Rows from a figure dataset
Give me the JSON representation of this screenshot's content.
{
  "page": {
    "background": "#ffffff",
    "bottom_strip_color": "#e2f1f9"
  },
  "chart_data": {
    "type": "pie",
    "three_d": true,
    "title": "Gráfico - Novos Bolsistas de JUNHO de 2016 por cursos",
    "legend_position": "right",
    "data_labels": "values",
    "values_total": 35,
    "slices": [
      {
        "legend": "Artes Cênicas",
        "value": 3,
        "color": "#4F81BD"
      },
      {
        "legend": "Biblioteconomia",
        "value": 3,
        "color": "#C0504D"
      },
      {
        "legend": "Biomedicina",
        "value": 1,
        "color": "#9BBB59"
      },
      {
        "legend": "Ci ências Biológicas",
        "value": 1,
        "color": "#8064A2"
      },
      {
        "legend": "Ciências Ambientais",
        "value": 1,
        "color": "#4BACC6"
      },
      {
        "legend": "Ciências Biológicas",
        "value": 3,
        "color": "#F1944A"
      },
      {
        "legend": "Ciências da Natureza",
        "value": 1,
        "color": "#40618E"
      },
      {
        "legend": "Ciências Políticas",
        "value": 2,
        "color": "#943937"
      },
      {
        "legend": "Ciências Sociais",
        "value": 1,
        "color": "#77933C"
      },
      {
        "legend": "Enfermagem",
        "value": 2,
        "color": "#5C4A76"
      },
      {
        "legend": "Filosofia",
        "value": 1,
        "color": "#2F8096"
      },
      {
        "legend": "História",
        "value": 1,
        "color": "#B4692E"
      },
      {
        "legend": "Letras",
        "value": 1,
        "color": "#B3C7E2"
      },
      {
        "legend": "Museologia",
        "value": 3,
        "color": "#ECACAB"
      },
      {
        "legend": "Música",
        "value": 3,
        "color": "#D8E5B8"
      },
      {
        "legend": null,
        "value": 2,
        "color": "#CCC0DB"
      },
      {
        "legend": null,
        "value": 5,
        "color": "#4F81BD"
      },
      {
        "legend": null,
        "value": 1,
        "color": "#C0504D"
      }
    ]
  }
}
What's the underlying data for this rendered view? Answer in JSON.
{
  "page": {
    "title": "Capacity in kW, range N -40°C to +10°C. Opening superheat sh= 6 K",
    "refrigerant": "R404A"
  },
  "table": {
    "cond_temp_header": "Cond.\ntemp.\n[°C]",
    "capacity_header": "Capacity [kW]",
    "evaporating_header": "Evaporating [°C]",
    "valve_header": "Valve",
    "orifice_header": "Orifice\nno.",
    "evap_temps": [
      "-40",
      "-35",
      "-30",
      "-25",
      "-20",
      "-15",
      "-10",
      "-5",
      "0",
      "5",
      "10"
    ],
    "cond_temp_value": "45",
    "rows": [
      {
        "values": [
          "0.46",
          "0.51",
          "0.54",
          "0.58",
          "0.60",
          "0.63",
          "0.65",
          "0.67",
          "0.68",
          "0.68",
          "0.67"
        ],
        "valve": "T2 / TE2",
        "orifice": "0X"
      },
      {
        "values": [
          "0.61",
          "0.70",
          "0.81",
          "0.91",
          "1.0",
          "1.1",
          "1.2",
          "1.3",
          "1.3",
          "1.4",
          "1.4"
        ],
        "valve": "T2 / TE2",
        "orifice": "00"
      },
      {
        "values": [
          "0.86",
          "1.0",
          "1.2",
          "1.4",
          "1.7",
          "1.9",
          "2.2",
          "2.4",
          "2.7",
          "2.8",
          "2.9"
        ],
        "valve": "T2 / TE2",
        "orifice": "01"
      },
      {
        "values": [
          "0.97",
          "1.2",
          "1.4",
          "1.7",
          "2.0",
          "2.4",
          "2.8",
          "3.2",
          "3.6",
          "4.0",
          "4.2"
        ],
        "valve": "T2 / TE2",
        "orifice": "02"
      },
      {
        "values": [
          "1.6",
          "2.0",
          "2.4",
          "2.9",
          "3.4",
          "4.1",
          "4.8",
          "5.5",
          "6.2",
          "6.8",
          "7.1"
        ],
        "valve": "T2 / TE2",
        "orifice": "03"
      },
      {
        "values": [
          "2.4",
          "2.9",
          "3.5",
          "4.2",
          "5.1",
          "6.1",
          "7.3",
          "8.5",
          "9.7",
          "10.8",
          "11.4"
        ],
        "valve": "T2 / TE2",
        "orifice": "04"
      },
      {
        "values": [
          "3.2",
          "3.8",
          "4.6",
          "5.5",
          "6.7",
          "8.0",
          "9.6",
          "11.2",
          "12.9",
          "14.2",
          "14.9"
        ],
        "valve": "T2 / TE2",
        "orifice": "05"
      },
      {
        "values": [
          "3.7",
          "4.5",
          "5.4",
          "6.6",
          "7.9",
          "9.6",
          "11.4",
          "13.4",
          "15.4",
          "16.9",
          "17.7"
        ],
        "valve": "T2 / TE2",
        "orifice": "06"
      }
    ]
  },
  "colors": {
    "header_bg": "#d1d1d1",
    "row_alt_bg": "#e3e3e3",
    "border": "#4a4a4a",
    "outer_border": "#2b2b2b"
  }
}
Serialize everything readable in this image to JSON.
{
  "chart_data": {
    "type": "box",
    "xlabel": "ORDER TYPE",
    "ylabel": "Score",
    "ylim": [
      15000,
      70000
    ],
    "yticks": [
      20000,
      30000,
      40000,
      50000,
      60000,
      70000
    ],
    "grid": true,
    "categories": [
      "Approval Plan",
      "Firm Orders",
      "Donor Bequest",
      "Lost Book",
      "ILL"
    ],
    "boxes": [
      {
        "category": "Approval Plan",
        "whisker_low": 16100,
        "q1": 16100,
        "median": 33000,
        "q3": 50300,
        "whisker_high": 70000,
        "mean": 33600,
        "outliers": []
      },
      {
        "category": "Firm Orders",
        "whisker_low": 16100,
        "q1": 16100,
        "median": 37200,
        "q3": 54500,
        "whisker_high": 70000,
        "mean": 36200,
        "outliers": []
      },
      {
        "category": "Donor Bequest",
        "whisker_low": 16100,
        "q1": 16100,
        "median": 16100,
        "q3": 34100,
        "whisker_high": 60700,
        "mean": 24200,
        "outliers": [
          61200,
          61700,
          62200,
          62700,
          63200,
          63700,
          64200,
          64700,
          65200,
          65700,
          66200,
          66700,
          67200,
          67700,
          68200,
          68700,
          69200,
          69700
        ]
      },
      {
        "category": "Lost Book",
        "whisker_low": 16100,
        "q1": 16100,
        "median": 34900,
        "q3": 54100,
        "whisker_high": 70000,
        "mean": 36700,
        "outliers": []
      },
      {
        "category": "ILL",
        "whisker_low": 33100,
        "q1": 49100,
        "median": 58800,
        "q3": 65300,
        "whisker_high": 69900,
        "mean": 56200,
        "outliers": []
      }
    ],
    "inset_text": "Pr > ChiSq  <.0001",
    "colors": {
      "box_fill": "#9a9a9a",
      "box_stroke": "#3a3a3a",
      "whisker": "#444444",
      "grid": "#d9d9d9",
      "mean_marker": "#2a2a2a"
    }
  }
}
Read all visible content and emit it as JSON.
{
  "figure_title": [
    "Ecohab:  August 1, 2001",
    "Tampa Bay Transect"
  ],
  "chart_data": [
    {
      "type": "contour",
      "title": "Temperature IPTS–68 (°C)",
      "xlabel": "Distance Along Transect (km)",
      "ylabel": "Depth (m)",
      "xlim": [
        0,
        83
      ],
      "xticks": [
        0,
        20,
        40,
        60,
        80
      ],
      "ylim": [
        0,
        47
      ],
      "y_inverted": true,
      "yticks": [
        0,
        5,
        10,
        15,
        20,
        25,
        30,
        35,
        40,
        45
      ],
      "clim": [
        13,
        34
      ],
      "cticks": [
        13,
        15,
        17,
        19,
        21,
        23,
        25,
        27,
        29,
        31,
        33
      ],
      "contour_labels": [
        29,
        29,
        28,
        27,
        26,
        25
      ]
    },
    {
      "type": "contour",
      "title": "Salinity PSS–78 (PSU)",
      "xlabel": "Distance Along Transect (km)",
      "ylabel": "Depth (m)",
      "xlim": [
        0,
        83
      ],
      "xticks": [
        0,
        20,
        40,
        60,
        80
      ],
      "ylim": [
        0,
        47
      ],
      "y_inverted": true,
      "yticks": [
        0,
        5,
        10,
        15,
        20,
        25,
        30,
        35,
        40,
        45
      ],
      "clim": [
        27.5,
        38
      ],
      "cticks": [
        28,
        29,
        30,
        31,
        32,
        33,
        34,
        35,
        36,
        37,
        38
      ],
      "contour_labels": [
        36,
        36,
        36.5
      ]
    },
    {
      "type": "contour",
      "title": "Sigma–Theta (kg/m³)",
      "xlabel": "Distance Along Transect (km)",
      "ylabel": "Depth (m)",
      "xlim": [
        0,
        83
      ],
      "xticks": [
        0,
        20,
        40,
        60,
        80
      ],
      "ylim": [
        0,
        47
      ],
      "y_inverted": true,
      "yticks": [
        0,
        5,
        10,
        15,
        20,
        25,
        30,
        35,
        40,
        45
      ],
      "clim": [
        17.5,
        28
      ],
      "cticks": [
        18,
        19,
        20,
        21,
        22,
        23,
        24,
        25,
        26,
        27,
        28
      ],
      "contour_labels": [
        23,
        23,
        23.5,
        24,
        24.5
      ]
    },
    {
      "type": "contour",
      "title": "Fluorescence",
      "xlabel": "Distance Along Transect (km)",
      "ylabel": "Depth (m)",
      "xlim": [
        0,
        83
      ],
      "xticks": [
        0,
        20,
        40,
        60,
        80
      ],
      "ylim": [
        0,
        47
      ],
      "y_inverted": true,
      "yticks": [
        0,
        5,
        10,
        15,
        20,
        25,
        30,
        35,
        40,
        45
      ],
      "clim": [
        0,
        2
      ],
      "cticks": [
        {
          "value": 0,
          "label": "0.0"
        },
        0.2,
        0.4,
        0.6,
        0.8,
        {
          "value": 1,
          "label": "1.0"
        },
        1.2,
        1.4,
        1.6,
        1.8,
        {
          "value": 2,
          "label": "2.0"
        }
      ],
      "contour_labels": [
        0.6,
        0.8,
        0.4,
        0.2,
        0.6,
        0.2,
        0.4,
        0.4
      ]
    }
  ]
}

■ INSTRUCTION
Gather each line in the data that holds the string "median".

■ PROBLEM SOLUTION
        "median": 33000,
        "median": 37200,
        "median": 16100,
        "median": 34900,
        "median": 58800,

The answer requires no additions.